## BEGIN Input for this task
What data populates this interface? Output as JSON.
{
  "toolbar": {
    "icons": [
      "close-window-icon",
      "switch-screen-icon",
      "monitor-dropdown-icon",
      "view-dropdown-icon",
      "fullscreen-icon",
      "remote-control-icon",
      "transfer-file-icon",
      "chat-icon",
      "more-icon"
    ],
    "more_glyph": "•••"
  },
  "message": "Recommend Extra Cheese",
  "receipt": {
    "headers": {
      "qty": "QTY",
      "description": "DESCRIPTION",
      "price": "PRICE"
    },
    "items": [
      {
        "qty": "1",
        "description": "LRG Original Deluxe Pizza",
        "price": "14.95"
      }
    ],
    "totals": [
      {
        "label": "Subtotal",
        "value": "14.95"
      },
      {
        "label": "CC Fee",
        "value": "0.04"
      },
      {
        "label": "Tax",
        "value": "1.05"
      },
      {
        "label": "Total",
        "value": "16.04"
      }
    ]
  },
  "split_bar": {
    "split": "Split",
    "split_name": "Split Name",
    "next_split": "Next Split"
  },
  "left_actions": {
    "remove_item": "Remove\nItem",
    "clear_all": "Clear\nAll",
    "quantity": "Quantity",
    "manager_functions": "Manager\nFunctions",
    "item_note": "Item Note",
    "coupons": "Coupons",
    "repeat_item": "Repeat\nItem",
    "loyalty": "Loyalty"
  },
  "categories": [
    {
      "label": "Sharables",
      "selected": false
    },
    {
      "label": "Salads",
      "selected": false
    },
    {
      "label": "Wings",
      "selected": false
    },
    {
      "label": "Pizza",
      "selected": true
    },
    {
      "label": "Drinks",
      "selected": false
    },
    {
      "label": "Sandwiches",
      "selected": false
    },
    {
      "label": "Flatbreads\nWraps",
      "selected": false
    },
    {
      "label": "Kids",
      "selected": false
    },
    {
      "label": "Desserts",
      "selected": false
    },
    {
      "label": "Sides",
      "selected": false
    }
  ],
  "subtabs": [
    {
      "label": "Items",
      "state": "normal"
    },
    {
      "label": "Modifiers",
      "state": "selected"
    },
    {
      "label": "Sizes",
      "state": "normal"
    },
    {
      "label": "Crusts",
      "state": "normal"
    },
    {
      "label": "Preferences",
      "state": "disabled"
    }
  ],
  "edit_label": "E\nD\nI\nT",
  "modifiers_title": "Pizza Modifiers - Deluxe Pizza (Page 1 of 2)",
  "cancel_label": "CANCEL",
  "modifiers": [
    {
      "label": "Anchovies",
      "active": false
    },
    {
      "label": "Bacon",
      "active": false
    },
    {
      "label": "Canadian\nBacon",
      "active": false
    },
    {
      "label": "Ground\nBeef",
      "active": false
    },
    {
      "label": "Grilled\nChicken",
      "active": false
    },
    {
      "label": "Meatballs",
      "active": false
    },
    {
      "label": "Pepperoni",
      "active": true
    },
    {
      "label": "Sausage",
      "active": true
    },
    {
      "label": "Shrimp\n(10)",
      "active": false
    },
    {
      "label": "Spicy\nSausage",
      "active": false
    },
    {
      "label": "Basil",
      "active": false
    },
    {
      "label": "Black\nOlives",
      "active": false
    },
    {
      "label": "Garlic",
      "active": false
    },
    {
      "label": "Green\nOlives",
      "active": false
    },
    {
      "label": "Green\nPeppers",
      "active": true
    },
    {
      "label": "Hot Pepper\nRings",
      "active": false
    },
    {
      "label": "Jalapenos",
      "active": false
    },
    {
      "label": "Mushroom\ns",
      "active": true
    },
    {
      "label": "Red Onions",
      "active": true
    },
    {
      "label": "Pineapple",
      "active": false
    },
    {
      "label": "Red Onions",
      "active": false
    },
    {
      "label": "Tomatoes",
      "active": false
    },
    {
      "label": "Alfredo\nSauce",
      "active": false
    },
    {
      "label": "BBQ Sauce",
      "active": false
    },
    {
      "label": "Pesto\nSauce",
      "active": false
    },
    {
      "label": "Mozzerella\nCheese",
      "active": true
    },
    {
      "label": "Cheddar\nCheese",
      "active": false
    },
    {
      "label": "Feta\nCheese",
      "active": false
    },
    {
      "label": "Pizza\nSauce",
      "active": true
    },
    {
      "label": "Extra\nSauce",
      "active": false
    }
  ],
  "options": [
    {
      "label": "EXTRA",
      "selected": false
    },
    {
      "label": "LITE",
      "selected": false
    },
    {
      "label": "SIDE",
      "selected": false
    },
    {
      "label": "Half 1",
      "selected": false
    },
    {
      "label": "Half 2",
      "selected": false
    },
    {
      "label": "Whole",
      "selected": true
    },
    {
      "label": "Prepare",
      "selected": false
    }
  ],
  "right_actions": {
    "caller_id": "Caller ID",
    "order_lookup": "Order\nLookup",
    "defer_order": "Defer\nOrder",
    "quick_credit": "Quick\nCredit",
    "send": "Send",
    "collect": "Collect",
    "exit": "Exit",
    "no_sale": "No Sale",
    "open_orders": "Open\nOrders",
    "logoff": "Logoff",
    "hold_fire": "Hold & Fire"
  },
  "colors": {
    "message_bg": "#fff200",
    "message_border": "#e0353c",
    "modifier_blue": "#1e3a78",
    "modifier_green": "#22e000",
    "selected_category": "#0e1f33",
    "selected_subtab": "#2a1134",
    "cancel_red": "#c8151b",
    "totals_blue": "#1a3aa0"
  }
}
## END Input for this task
§ Problem requirements
Say how many lines of the material contain the word "nItem", with no other text.

§ Output of the exercise
2